All lines in the records below that hold "with" are to be shown.

[Data entries]
○ ○ ○ ○ ○ ○ ○

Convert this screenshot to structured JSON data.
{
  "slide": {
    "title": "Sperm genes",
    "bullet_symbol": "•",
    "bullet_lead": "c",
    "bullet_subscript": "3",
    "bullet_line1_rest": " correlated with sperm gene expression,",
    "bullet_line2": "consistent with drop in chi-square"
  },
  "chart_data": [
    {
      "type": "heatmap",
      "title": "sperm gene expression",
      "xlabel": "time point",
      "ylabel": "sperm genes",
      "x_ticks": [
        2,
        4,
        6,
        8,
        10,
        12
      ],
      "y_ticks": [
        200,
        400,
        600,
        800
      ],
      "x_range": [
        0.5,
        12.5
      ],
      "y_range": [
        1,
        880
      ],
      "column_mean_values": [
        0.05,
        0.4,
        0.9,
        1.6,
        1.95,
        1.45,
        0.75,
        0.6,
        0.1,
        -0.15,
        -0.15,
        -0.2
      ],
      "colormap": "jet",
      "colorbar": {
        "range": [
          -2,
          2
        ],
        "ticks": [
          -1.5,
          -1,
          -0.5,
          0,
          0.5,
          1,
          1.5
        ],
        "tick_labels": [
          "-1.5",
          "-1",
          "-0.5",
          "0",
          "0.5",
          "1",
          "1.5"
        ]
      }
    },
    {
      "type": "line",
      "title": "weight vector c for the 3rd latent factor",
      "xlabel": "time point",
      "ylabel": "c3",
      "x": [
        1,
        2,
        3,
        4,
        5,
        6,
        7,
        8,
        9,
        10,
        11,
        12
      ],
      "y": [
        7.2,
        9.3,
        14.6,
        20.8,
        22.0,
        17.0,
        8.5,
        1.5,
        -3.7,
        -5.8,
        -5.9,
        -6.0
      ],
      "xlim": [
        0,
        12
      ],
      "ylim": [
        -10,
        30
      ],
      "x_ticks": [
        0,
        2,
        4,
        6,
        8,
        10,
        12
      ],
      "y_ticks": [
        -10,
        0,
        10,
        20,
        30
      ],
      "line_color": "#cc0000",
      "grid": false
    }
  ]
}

○ ○ ○ ○ ○ ○ ○

__Problem solution__.
    "bullet_line1_rest": " correlated with sperm gene expression,",
    "bullet_line2": "consistent with drop in chi-square"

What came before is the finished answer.